%%
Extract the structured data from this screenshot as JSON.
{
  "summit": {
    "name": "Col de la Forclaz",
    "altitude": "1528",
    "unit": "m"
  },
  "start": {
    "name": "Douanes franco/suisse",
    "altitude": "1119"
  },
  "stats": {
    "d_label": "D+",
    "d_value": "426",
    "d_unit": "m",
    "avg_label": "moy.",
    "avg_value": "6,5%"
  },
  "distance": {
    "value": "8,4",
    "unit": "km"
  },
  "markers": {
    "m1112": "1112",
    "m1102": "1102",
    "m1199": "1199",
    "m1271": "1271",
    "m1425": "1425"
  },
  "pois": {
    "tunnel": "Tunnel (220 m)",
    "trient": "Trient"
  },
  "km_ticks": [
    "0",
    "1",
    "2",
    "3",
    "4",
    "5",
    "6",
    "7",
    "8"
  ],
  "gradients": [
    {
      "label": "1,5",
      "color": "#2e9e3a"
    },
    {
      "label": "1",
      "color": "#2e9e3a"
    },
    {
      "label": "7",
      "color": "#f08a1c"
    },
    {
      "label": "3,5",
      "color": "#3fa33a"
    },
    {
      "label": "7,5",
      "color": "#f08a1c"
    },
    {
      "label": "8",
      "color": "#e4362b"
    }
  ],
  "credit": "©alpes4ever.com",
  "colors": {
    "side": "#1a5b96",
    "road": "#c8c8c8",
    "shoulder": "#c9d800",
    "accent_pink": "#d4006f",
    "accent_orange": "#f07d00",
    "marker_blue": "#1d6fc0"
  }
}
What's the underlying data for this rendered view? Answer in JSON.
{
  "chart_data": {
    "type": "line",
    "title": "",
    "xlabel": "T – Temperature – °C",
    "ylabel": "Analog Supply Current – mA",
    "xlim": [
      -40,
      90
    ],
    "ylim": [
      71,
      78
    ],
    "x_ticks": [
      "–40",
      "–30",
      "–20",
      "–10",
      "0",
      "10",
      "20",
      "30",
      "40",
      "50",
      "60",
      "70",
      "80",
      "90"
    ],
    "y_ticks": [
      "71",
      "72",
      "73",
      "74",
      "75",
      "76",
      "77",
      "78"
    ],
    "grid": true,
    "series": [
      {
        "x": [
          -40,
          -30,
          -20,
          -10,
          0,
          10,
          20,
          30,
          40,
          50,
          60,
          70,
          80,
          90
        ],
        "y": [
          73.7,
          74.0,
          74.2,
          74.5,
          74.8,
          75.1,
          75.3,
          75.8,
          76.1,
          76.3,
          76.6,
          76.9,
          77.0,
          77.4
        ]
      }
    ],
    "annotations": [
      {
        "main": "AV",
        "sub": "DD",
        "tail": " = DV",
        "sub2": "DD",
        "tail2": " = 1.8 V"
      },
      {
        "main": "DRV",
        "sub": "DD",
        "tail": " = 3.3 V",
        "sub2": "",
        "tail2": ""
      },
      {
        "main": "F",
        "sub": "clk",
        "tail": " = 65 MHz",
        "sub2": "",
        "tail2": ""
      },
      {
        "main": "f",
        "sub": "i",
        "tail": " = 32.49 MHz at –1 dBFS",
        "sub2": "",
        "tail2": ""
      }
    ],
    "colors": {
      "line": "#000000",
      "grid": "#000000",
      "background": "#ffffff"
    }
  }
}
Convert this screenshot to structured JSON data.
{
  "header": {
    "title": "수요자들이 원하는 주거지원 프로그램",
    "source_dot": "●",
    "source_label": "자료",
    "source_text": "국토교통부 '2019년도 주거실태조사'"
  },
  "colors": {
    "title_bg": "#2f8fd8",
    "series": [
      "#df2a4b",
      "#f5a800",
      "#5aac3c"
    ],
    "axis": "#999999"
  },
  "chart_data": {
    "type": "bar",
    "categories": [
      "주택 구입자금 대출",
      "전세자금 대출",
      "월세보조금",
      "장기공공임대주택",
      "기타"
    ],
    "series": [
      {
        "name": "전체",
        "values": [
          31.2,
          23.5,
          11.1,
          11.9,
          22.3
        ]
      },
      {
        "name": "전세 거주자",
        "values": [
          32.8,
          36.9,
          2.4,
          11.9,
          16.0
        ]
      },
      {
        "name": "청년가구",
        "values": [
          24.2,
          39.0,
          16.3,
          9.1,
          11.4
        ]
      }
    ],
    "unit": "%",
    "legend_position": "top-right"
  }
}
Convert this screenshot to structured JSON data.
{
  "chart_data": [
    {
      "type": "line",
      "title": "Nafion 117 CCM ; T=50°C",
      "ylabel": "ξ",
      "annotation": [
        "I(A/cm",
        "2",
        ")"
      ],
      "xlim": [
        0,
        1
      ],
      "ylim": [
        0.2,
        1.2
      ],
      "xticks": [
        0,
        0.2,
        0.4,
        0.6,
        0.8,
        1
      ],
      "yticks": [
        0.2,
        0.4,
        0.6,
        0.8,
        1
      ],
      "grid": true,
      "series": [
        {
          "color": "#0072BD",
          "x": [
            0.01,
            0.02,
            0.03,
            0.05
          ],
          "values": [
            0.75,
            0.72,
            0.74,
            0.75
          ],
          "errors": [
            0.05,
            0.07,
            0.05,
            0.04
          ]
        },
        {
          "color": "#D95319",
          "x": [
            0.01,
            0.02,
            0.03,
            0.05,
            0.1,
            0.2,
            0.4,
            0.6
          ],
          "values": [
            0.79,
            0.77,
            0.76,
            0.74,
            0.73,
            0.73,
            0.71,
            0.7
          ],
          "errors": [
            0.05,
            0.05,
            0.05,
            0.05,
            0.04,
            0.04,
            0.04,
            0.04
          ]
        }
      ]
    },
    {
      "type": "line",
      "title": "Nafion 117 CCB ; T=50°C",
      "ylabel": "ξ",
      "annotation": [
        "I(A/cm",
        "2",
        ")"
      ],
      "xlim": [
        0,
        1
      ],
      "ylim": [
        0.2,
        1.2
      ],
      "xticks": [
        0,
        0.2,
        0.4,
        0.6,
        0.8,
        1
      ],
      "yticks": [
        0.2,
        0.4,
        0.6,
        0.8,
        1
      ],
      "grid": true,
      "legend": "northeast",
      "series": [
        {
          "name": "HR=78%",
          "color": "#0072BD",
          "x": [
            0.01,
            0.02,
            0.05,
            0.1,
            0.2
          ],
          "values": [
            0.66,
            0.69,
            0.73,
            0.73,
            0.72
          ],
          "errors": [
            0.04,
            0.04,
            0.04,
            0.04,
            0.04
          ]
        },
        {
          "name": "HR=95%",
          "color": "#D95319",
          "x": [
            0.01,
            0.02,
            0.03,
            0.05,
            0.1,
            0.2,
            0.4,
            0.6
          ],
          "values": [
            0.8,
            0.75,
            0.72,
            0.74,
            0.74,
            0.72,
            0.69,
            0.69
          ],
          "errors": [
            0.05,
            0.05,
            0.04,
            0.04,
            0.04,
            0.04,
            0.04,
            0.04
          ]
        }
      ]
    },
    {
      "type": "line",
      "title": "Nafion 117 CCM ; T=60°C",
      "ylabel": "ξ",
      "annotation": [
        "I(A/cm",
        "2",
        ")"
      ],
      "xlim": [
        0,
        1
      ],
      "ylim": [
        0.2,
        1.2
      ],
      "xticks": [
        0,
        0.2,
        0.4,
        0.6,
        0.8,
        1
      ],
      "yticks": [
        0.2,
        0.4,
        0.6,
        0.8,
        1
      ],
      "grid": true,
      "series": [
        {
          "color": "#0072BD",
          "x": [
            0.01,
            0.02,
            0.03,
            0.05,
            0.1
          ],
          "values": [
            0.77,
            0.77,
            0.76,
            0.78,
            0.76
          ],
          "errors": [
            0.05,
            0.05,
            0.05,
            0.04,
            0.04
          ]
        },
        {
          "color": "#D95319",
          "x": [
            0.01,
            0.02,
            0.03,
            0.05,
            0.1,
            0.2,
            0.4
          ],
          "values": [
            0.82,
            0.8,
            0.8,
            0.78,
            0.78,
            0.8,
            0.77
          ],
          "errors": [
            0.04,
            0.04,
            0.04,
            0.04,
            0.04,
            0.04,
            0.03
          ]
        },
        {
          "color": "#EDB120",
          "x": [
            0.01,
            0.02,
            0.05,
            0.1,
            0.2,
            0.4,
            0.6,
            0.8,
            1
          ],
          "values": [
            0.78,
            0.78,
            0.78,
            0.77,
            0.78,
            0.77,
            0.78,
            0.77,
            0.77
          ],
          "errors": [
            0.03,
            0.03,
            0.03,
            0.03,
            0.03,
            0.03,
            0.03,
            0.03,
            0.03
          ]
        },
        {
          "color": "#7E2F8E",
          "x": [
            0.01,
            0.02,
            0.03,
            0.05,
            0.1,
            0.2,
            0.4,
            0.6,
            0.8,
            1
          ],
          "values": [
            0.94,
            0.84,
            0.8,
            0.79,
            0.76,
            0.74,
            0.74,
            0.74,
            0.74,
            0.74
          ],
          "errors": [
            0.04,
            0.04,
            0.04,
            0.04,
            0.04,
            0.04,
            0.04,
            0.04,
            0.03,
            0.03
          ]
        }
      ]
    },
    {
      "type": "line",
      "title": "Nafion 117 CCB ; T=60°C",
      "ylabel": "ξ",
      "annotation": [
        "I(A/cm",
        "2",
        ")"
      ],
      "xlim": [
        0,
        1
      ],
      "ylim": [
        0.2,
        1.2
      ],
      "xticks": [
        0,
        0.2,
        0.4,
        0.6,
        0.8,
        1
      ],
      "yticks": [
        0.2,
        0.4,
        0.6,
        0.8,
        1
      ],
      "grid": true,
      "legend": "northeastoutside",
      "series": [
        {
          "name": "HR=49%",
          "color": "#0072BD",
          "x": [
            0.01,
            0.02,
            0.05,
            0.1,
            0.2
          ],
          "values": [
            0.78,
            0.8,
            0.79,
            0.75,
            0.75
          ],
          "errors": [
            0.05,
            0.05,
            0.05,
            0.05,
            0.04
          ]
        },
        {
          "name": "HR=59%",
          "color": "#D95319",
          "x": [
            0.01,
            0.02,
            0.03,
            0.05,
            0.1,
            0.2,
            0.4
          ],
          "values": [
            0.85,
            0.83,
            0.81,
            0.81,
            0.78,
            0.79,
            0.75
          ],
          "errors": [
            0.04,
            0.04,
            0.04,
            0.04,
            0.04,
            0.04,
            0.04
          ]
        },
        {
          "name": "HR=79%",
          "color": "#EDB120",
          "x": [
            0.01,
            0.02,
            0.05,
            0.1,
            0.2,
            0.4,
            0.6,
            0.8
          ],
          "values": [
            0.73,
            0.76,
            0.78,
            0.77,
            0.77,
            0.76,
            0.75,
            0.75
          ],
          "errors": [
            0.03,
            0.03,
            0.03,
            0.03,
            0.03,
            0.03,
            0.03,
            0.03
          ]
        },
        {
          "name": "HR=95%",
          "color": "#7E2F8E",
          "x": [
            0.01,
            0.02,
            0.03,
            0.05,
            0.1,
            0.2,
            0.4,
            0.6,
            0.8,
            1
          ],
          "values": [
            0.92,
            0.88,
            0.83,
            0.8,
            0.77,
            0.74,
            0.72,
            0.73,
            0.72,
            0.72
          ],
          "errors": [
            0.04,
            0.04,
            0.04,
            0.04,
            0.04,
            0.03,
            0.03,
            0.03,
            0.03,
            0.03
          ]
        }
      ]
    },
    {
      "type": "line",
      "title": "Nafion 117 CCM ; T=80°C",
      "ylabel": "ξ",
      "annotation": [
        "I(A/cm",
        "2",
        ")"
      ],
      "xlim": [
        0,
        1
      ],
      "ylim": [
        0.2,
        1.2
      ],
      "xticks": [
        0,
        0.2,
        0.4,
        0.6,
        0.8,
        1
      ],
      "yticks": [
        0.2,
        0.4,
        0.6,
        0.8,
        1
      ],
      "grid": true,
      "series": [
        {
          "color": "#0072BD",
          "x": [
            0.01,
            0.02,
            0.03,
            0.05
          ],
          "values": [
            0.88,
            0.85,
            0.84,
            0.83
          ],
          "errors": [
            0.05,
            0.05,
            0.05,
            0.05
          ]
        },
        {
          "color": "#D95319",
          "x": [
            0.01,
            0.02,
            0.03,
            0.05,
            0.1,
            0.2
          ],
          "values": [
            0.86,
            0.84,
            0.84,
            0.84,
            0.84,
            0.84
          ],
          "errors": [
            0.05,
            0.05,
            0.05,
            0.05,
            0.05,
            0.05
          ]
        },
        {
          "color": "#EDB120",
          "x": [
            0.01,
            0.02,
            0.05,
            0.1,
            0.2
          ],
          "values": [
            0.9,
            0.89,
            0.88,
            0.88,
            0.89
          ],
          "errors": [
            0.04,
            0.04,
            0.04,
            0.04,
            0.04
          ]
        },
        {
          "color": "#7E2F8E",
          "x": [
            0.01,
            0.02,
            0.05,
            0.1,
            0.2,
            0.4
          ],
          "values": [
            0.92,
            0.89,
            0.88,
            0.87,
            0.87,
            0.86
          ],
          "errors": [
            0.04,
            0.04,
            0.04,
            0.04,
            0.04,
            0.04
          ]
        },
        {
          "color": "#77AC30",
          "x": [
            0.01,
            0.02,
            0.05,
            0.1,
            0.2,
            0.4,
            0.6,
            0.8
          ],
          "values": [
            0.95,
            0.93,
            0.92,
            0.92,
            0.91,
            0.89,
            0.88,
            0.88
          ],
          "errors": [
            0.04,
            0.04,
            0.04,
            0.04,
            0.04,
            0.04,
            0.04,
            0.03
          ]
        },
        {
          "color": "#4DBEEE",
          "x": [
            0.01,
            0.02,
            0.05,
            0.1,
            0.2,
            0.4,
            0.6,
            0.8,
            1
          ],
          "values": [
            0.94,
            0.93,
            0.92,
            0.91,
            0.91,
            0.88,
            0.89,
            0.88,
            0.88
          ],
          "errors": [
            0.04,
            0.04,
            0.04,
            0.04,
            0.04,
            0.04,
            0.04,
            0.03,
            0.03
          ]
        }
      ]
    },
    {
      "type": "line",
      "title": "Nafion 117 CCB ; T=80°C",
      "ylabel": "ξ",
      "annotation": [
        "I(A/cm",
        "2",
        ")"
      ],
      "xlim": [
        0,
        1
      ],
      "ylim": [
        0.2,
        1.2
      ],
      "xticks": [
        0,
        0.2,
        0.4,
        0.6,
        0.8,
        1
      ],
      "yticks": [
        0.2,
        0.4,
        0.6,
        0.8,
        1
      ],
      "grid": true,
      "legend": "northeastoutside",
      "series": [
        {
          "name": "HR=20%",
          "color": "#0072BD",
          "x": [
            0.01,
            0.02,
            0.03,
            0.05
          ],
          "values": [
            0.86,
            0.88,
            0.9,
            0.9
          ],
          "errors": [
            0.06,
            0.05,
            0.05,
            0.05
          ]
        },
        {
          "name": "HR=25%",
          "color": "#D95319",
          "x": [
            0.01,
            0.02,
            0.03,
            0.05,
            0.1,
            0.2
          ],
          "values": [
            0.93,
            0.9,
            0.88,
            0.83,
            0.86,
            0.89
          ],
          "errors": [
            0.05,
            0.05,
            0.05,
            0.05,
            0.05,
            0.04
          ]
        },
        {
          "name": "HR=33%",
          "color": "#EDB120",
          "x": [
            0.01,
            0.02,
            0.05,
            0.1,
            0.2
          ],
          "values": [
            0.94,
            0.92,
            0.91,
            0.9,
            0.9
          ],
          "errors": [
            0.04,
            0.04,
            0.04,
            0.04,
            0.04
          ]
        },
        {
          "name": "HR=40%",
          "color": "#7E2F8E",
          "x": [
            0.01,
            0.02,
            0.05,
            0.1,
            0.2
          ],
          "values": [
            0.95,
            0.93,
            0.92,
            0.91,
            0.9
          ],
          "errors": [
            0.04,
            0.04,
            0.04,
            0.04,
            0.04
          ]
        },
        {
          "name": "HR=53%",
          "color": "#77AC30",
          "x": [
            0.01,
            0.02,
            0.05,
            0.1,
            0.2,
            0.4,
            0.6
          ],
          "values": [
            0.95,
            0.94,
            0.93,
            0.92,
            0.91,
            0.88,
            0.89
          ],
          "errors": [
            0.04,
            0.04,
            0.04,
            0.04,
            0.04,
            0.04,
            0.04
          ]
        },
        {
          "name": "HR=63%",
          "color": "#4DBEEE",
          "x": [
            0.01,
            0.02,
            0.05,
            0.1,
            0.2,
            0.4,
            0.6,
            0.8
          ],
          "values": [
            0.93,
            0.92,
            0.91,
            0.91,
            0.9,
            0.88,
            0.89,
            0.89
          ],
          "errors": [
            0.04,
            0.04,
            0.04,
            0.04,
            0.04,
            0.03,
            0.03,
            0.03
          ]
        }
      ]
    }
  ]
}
%%
» **TO BE DONE**
Which lines of the data include "this"? Copy each of them.

» **RIGHT ANSWER**
Extract the structured data from this screenshot as JSON.
What's the underlying data for this rendered view? Answer in JSON.
Convert this screenshot to structured JSON data.
Convert this screenshot to structured JSON data.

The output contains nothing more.